Task to complete:
Every record below should be written out exactly; pictures stay out.

┄┄┄┄┄┄

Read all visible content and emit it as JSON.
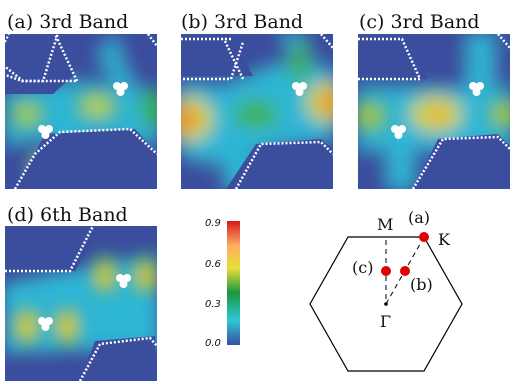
{
  "panels": [
    {
      "title": "(a) 3rd Band"
    },
    {
      "title": "(b) 3rd Band"
    },
    {
      "title": "(c) 3rd Band"
    },
    {
      "title": "(d) 6th Band"
    }
  ],
  "colorbar": {
    "ticks": [
      "0.9",
      "0.6",
      "0.3",
      "0.0"
    ],
    "colors": [
      "#d7191c",
      "#fdae61",
      "#e8e03a",
      "#1a9641",
      "#2fc7d8",
      "#3a4fa0"
    ]
  },
  "brillouin_zone": {
    "labels": {
      "M": "M",
      "K": "K",
      "Gamma": "Γ",
      "a": "(a)",
      "b": "(b)",
      "c": "(c)"
    },
    "point_color": "#e00000"
  }
}
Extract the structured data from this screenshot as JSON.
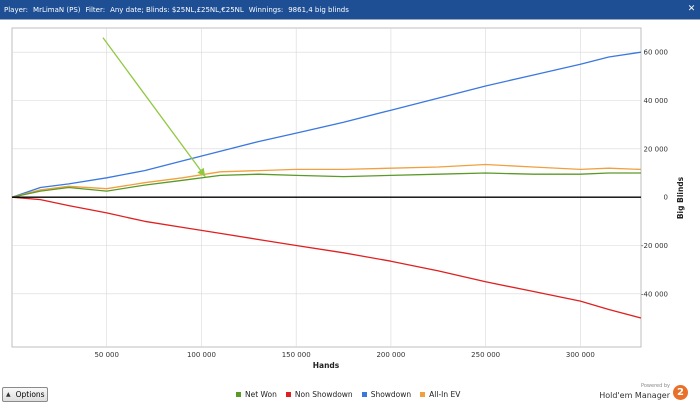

┄┄┄┄┄┄

Worked answer:
Read all visible content and emit it as JSON.
{
  "panels": [
    {
      "title": "(a) 3rd Band"
    },
    {
      "title": "(b) 3rd Band"
    },
    {
      "title": "(c) 3rd Band"
    },
    {
      "title": "(d) 6th Band"
    }
  ],
  "colorbar": {
    "ticks": [
      "0.9",
      "0.6",
      "0.3",
      "0.0"
    ],
    "colors": [
      "#d7191c",
      "#fdae61",
      "#e8e03a",
      "#1a9641",
      "#2fc7d8",
      "#3a4fa0"
    ]
  },
  "brillouin_zone": {
    "labels": {
      "M": "M",
      "K": "K",
      "Gamma": "Γ",
      "a": "(a)",
      "b": "(b)",
      "c": "(c)"
    },
    "point_color": "#e00000"
  }
}
Extract the structured data from this screenshot as JSON.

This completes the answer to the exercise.